→ **What is asked**:
Leaving out the pictures, please retype each record exactly.

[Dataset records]
• • • • •

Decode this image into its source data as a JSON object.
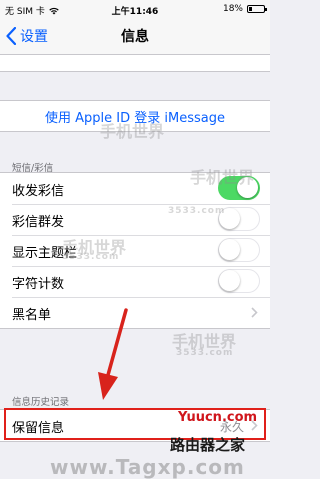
{
  "status_bar": {
    "carrier": "无 SIM 卡",
    "time": "上午11:46",
    "battery": "18%",
    "battery_level": 0.18
  },
  "nav": {
    "back_label": "设置",
    "title": "信息"
  },
  "imessage_link": "使用 Apple ID 登录 iMessage",
  "sms_section": {
    "header": "短信/彩信",
    "rows": [
      {
        "label": "收发彩信",
        "toggle_on": true
      },
      {
        "label": "彩信群发",
        "toggle_on": false
      },
      {
        "label": "显示主题栏",
        "toggle_on": false
      },
      {
        "label": "字符计数",
        "toggle_on": false
      },
      {
        "label": "黑名单"
      }
    ]
  },
  "history_section": {
    "header": "信息历史记录",
    "rows": [
      {
        "label": "保留信息",
        "value": "永久"
      }
    ]
  },
  "watermarks": {
    "brand": "手机世界",
    "domain": "3533.com",
    "yuucn": "Yuucn.com",
    "site_logo": "路由器之家",
    "bottom": "www.Tagxp.com"
  },
  "colors": {
    "accent": "#0a60fe",
    "toggle_on": "#4cd964",
    "highlight": "#e0201a"
  }
}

• • • • •

→ **Exercise output**:
Decode this image into its source data as a JSON object.
{
  "status_bar": {
    "carrier": "无 SIM 卡",
    "time": "上午11:46",
    "battery": "18%",
    "battery_level": 0.18
  },
  "nav": {
    "back_label": "设置",
    "title": "信息"
  },
  "imessage_link": "使用 Apple ID 登录 iMessage",
  "sms_section": {
    "header": "短信/彩信",
    "rows": [
      {
        "label": "收发彩信",
        "toggle_on": true
      },
      {
        "label": "彩信群发",
        "toggle_on": false
      },
      {
        "label": "显示主题栏",
        "toggle_on": false
      },
      {
        "label": "字符计数",
        "toggle_on": false
      },
      {
        "label": "黑名单"
      }
    ]
  },
  "history_section": {
    "header": "信息历史记录",
    "rows": [
      {
        "label": "保留信息",
        "value": "永久"
      }
    ]
  },
  "watermarks": {
    "brand": "手机世界",
    "domain": "3533.com",
    "yuucn": "Yuucn.com",
    "site_logo": "路由器之家",
    "bottom": "www.Tagxp.com"
  },
  "colors": {
    "accent": "#0a60fe",
    "toggle_on": "#4cd964",
    "highlight": "#e0201a"
  }
}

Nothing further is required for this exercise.